## Request
Find each line with "avec" and copy it.

* begin Input *

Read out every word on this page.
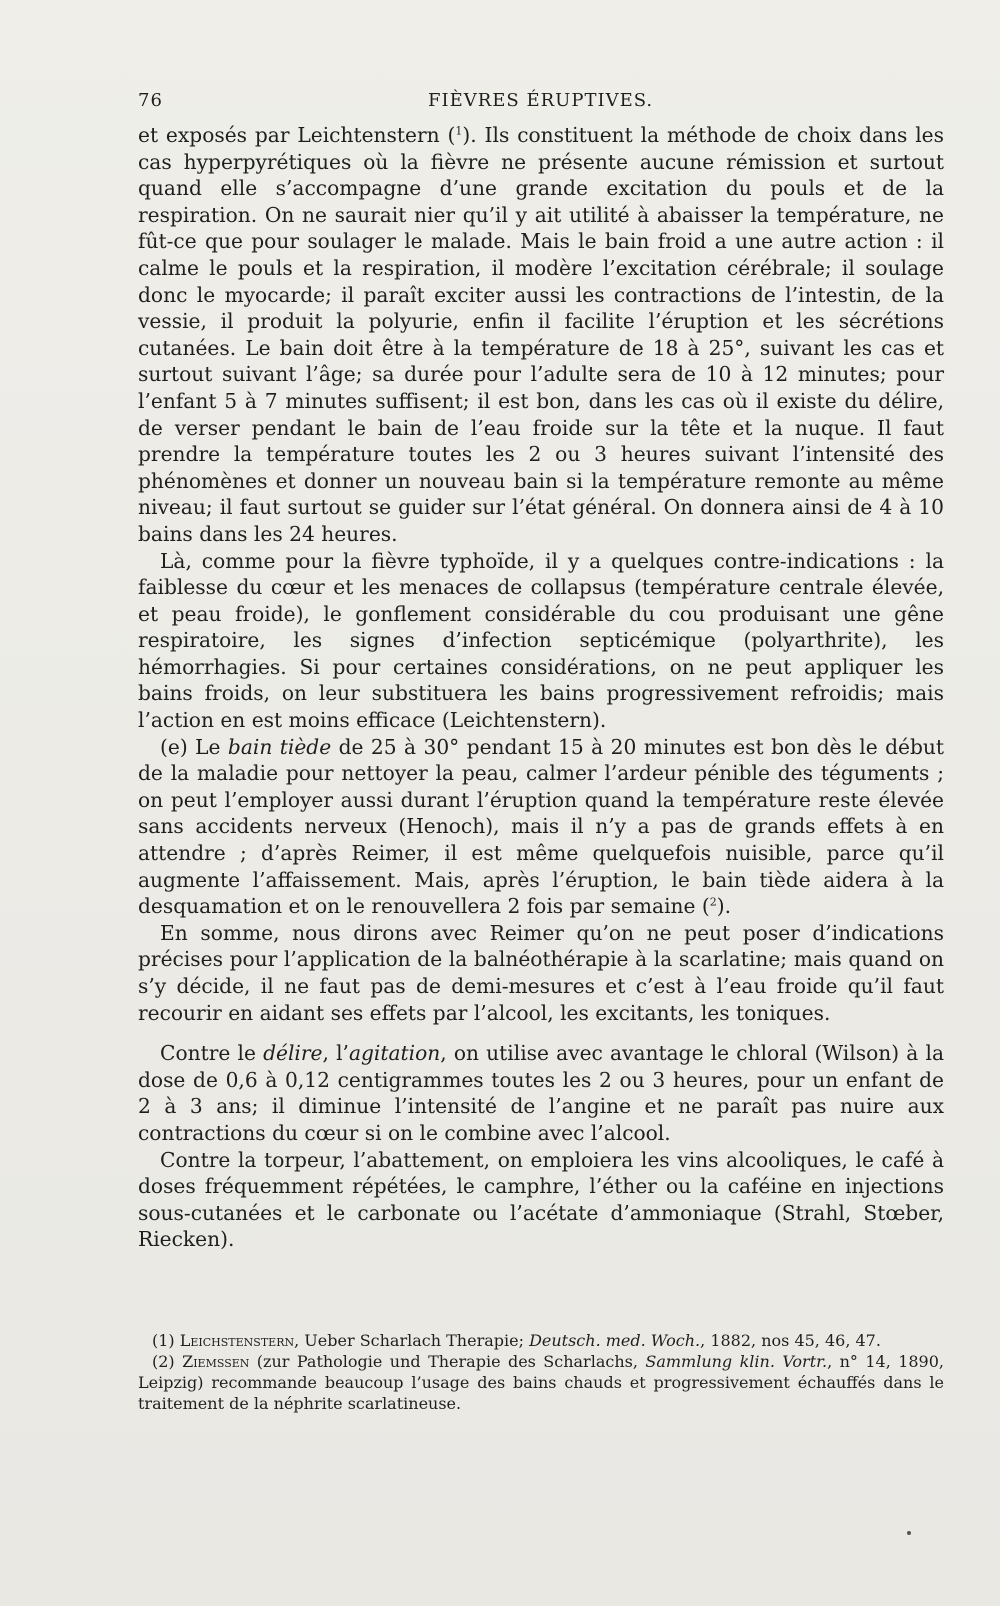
76	FIÈVRES ÉRUPTIVES.

et exposés par Leichtenstern ($^1$). Ils constituent la méthode de choix dans les cas hyperpyrétiques où la fièvre ne présente aucune rémission et surtout quand elle s’accompagne d’une grande excitation du pouls et de la respiration. On ne saurait nier qu’il y ait utilité à abaisser la température, ne fût-ce que pour soulager le malade. Mais le bain froid a une autre action : il calme le pouls et la respiration, il modère l’excitation cérébrale; il soulage donc le myocarde; il paraît exciter aussi les contractions de l’intestin, de la vessie, il produit la polyurie, enfin il facilite l’éruption et les sécrétions cutanées. Le bain doit être à la température de 18 à 25°, suivant les cas et surtout suivant l’âge; sa durée pour l’adulte sera de 10 à 12 minutes; pour l’enfant 5 à 7 minutes suffisent; il est bon, dans les cas où il existe du délire, de verser pendant le bain de l’eau froide sur la tête et la nuque. Il faut prendre la température toutes les 2 ou 3 heures suivant l’intensité des phénomènes et donner un nouveau bain si la température remonte au même niveau; il faut surtout se guider sur l’état général. On donnera ainsi de 4 à 10 bains dans les 24 heures.

Là, comme pour la fièvre typhoïde, il y a quelques contre-indications : la faiblesse du cœur et les menaces de collapsus (température centrale élevée, et peau froide), le gonflement considérable du cou produisant une gêne respiratoire, les signes d’infection septicémique (polyarthrite), les hémorrhagies. Si pour certaines considérations, on ne peut appliquer les bains froids, on leur substituera les bains progressivement refroidis; mais l’action en est moins efficace (Leichtenstern).

(e) Le bain tiède de 25 à 30° pendant 15 à 20 minutes est bon dès le début de la maladie pour nettoyer la peau, calmer l’ardeur pénible des téguments ; on peut l’employer aussi durant l’éruption quand la température reste élevée sans accidents nerveux (Henoch), mais il n’y a pas de grands effets à en attendre ; d’après Reimer, il est même quelquefois nuisible, parce qu’il augmente l’affaissement. Mais, après l’éruption, le bain tiède aidera à la desquamation et on le renouvellera 2 fois par semaine ($^2$).

En somme, nous dirons avec Reimer qu’on ne peut poser d’indications précises pour l’application de la balnéothérapie à la scarlatine; mais quand on s’y décide, il ne faut pas de demi-mesures et c’est à l’eau froide qu’il faut recourir en aidant ses effets par l’alcool, les excitants, les toniques.

Contre le délire, l’agitation, on utilise avec avantage le chloral (Wilson) à la dose de 0,6 à 0,12 centigrammes toutes les 2 ou 3 heures, pour un enfant de 2 à 3 ans; il diminue l’intensité de l’angine et ne paraît pas nuire aux contractions du cœur si on le combine avec l’alcool.

Contre la torpeur, l’abattement, on emploiera les vins alcooliques, le café à doses fréquemment répétées, le camphre, l’éther ou la caféine en injections sous-cutanées et le carbonate ou l’acétate d’ammoniaque (Strahl, Stœber, Riecken).

(1) Leichstenstern, Ueber Scharlach Therapie; Deutsch. med. Woch., 1882, nos 45, 46, 47.

(2) Ziemssen (zur Pathologie und Therapie des Scharlachs, Sammlung klin. Vortr., n° 14, 1890, Leipzig) recommande beaucoup l’usage des bains chauds et progressivement échauffés dans le traitement de la néphrite scarlatineuse.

* end Input *

## Result of the task
En somme, nous dirons avec Reimer qu’on ne peut poser d’indications précises pour l’application de la balnéothérapie à la scarlatine; mais quand on s’y décide, il ne faut pas de demi-mesures et c’est à l’eau froide qu’il faut recourir en aidant ses effets par l’alcool, les excitants, les toniques.
Contre le délire, l’agitation, on utilise avec avantage le chloral (Wilson) à la dose de 0,6 à 0,12 centigrammes toutes les 2 ou 3 heures, pour un enfant de 2 à 3 ans; il diminue l’intensité de l’angine et ne paraît pas nuire aux contractions du cœur si on le combine avec l’alcool.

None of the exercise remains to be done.